(Dataset entries on figures)
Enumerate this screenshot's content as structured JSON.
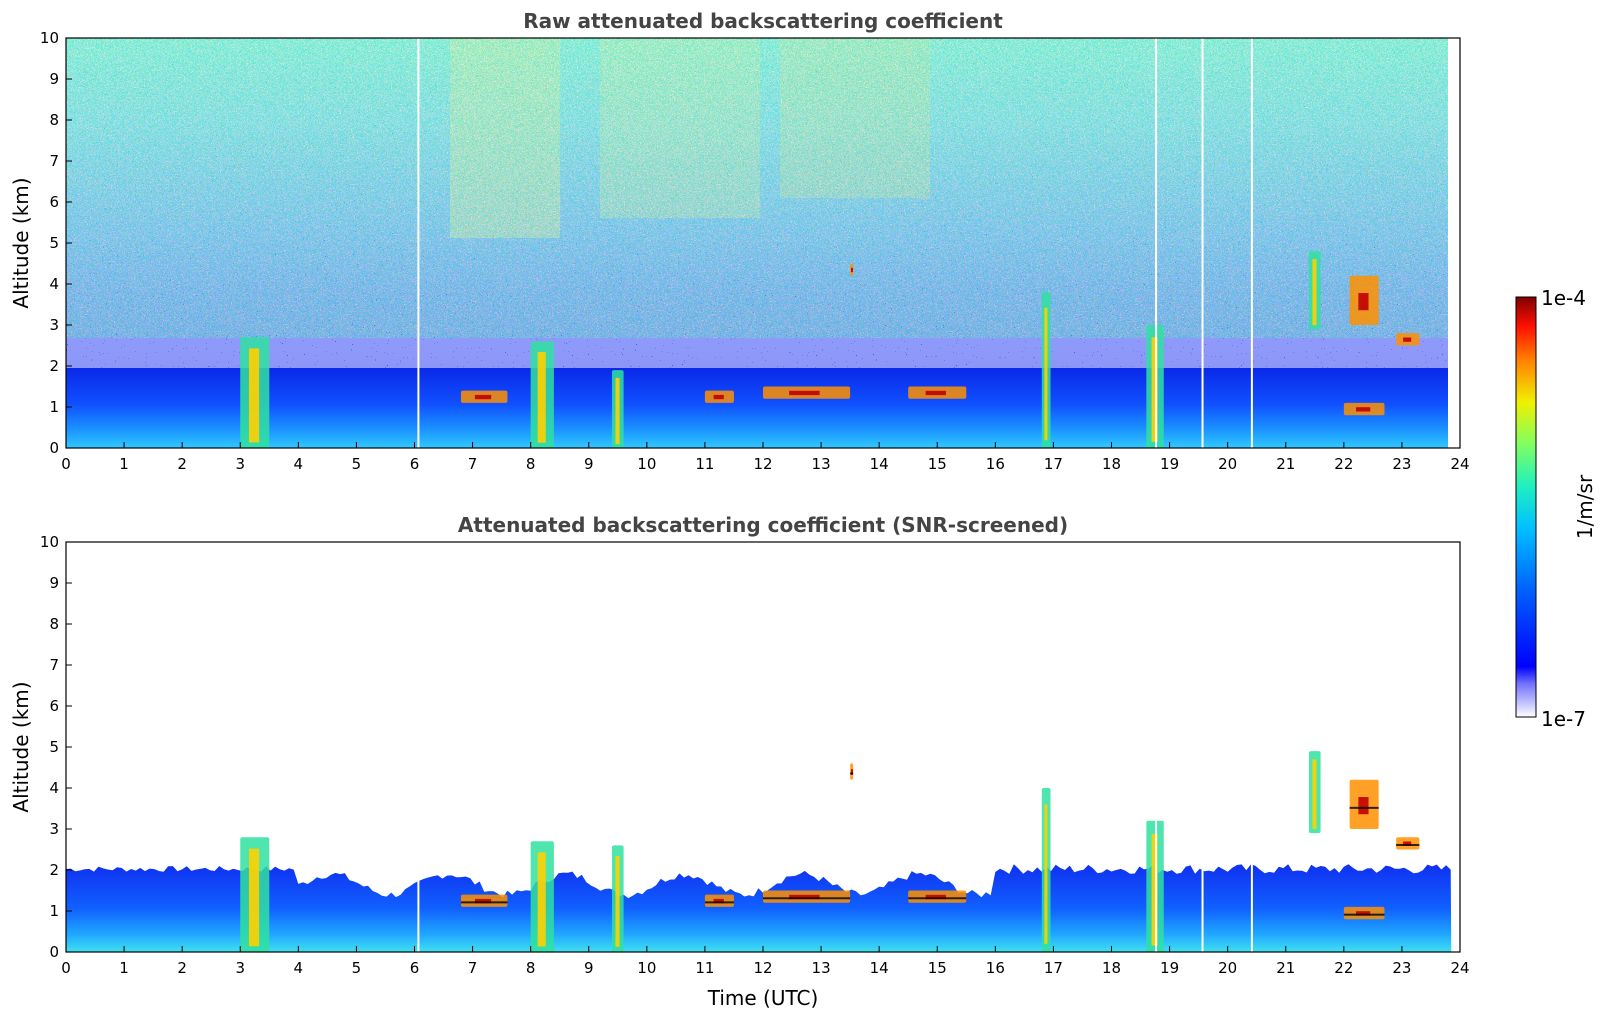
{
  "chart_data": [
    {
      "type": "heatmap",
      "title": "Raw attenuated backscattering coefficient",
      "xlabel": "",
      "ylabel": "Altitude (km)",
      "xlim": [
        0,
        24
      ],
      "ylim": [
        0,
        10
      ],
      "xticks": [
        "0",
        "1",
        "2",
        "3",
        "4",
        "5",
        "6",
        "7",
        "8",
        "9",
        "10",
        "11",
        "12",
        "13",
        "14",
        "15",
        "16",
        "17",
        "18",
        "19",
        "20",
        "21",
        "22",
        "23",
        "24"
      ],
      "yticks": [
        "0",
        "1",
        "2",
        "3",
        "4",
        "5",
        "6",
        "7",
        "8",
        "9",
        "10"
      ],
      "data_end_time": 23.85,
      "boundary_layer_top_km": 2.0,
      "noise_screened": false,
      "cloud_features": [
        {
          "t_start": 3.0,
          "t_end": 3.5,
          "alt_bottom": 0.0,
          "alt_top": 2.7
        },
        {
          "t_start": 6.8,
          "t_end": 7.6,
          "alt_bottom": 1.1,
          "alt_top": 1.4
        },
        {
          "t_start": 8.0,
          "t_end": 8.4,
          "alt_bottom": 0.0,
          "alt_top": 2.6
        },
        {
          "t_start": 9.4,
          "t_end": 9.6,
          "alt_bottom": 0.0,
          "alt_top": 1.9
        },
        {
          "t_start": 11.0,
          "t_end": 11.5,
          "alt_bottom": 1.1,
          "alt_top": 1.4
        },
        {
          "t_start": 12.0,
          "t_end": 13.5,
          "alt_bottom": 1.2,
          "alt_top": 1.5
        },
        {
          "t_start": 13.5,
          "t_end": 13.55,
          "alt_bottom": 4.2,
          "alt_top": 4.5
        },
        {
          "t_start": 14.5,
          "t_end": 15.5,
          "alt_bottom": 1.2,
          "alt_top": 1.5
        },
        {
          "t_start": 16.8,
          "t_end": 16.95,
          "alt_bottom": 0.0,
          "alt_top": 3.8
        },
        {
          "t_start": 18.6,
          "t_end": 18.9,
          "alt_bottom": 0.0,
          "alt_top": 3.0
        },
        {
          "t_start": 21.4,
          "t_end": 21.6,
          "alt_bottom": 2.9,
          "alt_top": 4.8
        },
        {
          "t_start": 22.1,
          "t_end": 22.6,
          "alt_bottom": 3.0,
          "alt_top": 4.2
        },
        {
          "t_start": 22.0,
          "t_end": 22.7,
          "alt_bottom": 0.8,
          "alt_top": 1.1
        },
        {
          "t_start": 22.9,
          "t_end": 23.3,
          "alt_bottom": 2.5,
          "alt_top": 2.8
        }
      ]
    },
    {
      "type": "heatmap",
      "title": "Attenuated backscattering coefficient (SNR-screened)",
      "xlabel": "Time (UTC)",
      "ylabel": "Altitude (km)",
      "xlim": [
        0,
        24
      ],
      "ylim": [
        0,
        10
      ],
      "xticks": [
        "0",
        "1",
        "2",
        "3",
        "4",
        "5",
        "6",
        "7",
        "8",
        "9",
        "10",
        "11",
        "12",
        "13",
        "14",
        "15",
        "16",
        "17",
        "18",
        "19",
        "20",
        "21",
        "22",
        "23",
        "24"
      ],
      "yticks": [
        "0",
        "1",
        "2",
        "3",
        "4",
        "5",
        "6",
        "7",
        "8",
        "9",
        "10"
      ],
      "data_end_time": 23.85,
      "boundary_layer_top_km": 2.0,
      "noise_screened": true,
      "cloud_features": [
        {
          "t_start": 3.0,
          "t_end": 3.5,
          "alt_bottom": 0.0,
          "alt_top": 2.8
        },
        {
          "t_start": 6.8,
          "t_end": 7.6,
          "alt_bottom": 1.1,
          "alt_top": 1.4
        },
        {
          "t_start": 8.0,
          "t_end": 8.4,
          "alt_bottom": 0.0,
          "alt_top": 2.7
        },
        {
          "t_start": 9.4,
          "t_end": 9.6,
          "alt_bottom": 0.0,
          "alt_top": 2.6
        },
        {
          "t_start": 11.0,
          "t_end": 11.5,
          "alt_bottom": 1.1,
          "alt_top": 1.4
        },
        {
          "t_start": 12.0,
          "t_end": 13.5,
          "alt_bottom": 1.2,
          "alt_top": 1.5
        },
        {
          "t_start": 13.5,
          "t_end": 13.55,
          "alt_bottom": 4.2,
          "alt_top": 4.6
        },
        {
          "t_start": 14.5,
          "t_end": 15.5,
          "alt_bottom": 1.2,
          "alt_top": 1.5
        },
        {
          "t_start": 16.8,
          "t_end": 16.95,
          "alt_bottom": 0.0,
          "alt_top": 4.0
        },
        {
          "t_start": 18.6,
          "t_end": 18.9,
          "alt_bottom": 0.0,
          "alt_top": 3.2
        },
        {
          "t_start": 21.4,
          "t_end": 21.6,
          "alt_bottom": 2.9,
          "alt_top": 4.9
        },
        {
          "t_start": 22.1,
          "t_end": 22.6,
          "alt_bottom": 3.0,
          "alt_top": 4.2
        },
        {
          "t_start": 22.0,
          "t_end": 22.7,
          "alt_bottom": 0.8,
          "alt_top": 1.1
        },
        {
          "t_start": 22.9,
          "t_end": 23.3,
          "alt_bottom": 2.5,
          "alt_top": 2.8
        }
      ]
    }
  ],
  "colorbar": {
    "label": "1/m/sr",
    "max_label": "1e-4",
    "min_label": "1e-7",
    "colormap": "jet",
    "scale": "log",
    "colors": [
      "#ffffff",
      "#d0d0ff",
      "#0000ff",
      "#0080ff",
      "#00e0e0",
      "#40ff90",
      "#e0ff20",
      "#ffb000",
      "#ff3000",
      "#800000"
    ]
  }
}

- Objective
Print the full listing exactly, dropping the pictures.

- Task result
Enumerate this screenshot's content as structured JSON.
{
  "chart_data": [
    {
      "type": "heatmap",
      "title": "Raw attenuated backscattering coefficient",
      "xlabel": "",
      "ylabel": "Altitude (km)",
      "xlim": [
        0,
        24
      ],
      "ylim": [
        0,
        10
      ],
      "xticks": [
        "0",
        "1",
        "2",
        "3",
        "4",
        "5",
        "6",
        "7",
        "8",
        "9",
        "10",
        "11",
        "12",
        "13",
        "14",
        "15",
        "16",
        "17",
        "18",
        "19",
        "20",
        "21",
        "22",
        "23",
        "24"
      ],
      "yticks": [
        "0",
        "1",
        "2",
        "3",
        "4",
        "5",
        "6",
        "7",
        "8",
        "9",
        "10"
      ],
      "data_end_time": 23.85,
      "boundary_layer_top_km": 2.0,
      "noise_screened": false,
      "cloud_features": [
        {
          "t_start": 3.0,
          "t_end": 3.5,
          "alt_bottom": 0.0,
          "alt_top": 2.7
        },
        {
          "t_start": 6.8,
          "t_end": 7.6,
          "alt_bottom": 1.1,
          "alt_top": 1.4
        },
        {
          "t_start": 8.0,
          "t_end": 8.4,
          "alt_bottom": 0.0,
          "alt_top": 2.6
        },
        {
          "t_start": 9.4,
          "t_end": 9.6,
          "alt_bottom": 0.0,
          "alt_top": 1.9
        },
        {
          "t_start": 11.0,
          "t_end": 11.5,
          "alt_bottom": 1.1,
          "alt_top": 1.4
        },
        {
          "t_start": 12.0,
          "t_end": 13.5,
          "alt_bottom": 1.2,
          "alt_top": 1.5
        },
        {
          "t_start": 13.5,
          "t_end": 13.55,
          "alt_bottom": 4.2,
          "alt_top": 4.5
        },
        {
          "t_start": 14.5,
          "t_end": 15.5,
          "alt_bottom": 1.2,
          "alt_top": 1.5
        },
        {
          "t_start": 16.8,
          "t_end": 16.95,
          "alt_bottom": 0.0,
          "alt_top": 3.8
        },
        {
          "t_start": 18.6,
          "t_end": 18.9,
          "alt_bottom": 0.0,
          "alt_top": 3.0
        },
        {
          "t_start": 21.4,
          "t_end": 21.6,
          "alt_bottom": 2.9,
          "alt_top": 4.8
        },
        {
          "t_start": 22.1,
          "t_end": 22.6,
          "alt_bottom": 3.0,
          "alt_top": 4.2
        },
        {
          "t_start": 22.0,
          "t_end": 22.7,
          "alt_bottom": 0.8,
          "alt_top": 1.1
        },
        {
          "t_start": 22.9,
          "t_end": 23.3,
          "alt_bottom": 2.5,
          "alt_top": 2.8
        }
      ]
    },
    {
      "type": "heatmap",
      "title": "Attenuated backscattering coefficient (SNR-screened)",
      "xlabel": "Time (UTC)",
      "ylabel": "Altitude (km)",
      "xlim": [
        0,
        24
      ],
      "ylim": [
        0,
        10
      ],
      "xticks": [
        "0",
        "1",
        "2",
        "3",
        "4",
        "5",
        "6",
        "7",
        "8",
        "9",
        "10",
        "11",
        "12",
        "13",
        "14",
        "15",
        "16",
        "17",
        "18",
        "19",
        "20",
        "21",
        "22",
        "23",
        "24"
      ],
      "yticks": [
        "0",
        "1",
        "2",
        "3",
        "4",
        "5",
        "6",
        "7",
        "8",
        "9",
        "10"
      ],
      "data_end_time": 23.85,
      "boundary_layer_top_km": 2.0,
      "noise_screened": true,
      "cloud_features": [
        {
          "t_start": 3.0,
          "t_end": 3.5,
          "alt_bottom": 0.0,
          "alt_top": 2.8
        },
        {
          "t_start": 6.8,
          "t_end": 7.6,
          "alt_bottom": 1.1,
          "alt_top": 1.4
        },
        {
          "t_start": 8.0,
          "t_end": 8.4,
          "alt_bottom": 0.0,
          "alt_top": 2.7
        },
        {
          "t_start": 9.4,
          "t_end": 9.6,
          "alt_bottom": 0.0,
          "alt_top": 2.6
        },
        {
          "t_start": 11.0,
          "t_end": 11.5,
          "alt_bottom": 1.1,
          "alt_top": 1.4
        },
        {
          "t_start": 12.0,
          "t_end": 13.5,
          "alt_bottom": 1.2,
          "alt_top": 1.5
        },
        {
          "t_start": 13.5,
          "t_end": 13.55,
          "alt_bottom": 4.2,
          "alt_top": 4.6
        },
        {
          "t_start": 14.5,
          "t_end": 15.5,
          "alt_bottom": 1.2,
          "alt_top": 1.5
        },
        {
          "t_start": 16.8,
          "t_end": 16.95,
          "alt_bottom": 0.0,
          "alt_top": 4.0
        },
        {
          "t_start": 18.6,
          "t_end": 18.9,
          "alt_bottom": 0.0,
          "alt_top": 3.2
        },
        {
          "t_start": 21.4,
          "t_end": 21.6,
          "alt_bottom": 2.9,
          "alt_top": 4.9
        },
        {
          "t_start": 22.1,
          "t_end": 22.6,
          "alt_bottom": 3.0,
          "alt_top": 4.2
        },
        {
          "t_start": 22.0,
          "t_end": 22.7,
          "alt_bottom": 0.8,
          "alt_top": 1.1
        },
        {
          "t_start": 22.9,
          "t_end": 23.3,
          "alt_bottom": 2.5,
          "alt_top": 2.8
        }
      ]
    }
  ],
  "colorbar": {
    "label": "1/m/sr",
    "max_label": "1e-4",
    "min_label": "1e-7",
    "colormap": "jet",
    "scale": "log",
    "colors": [
      "#ffffff",
      "#d0d0ff",
      "#0000ff",
      "#0080ff",
      "#00e0e0",
      "#40ff90",
      "#e0ff20",
      "#ffb000",
      "#ff3000",
      "#800000"
    ]
  }
}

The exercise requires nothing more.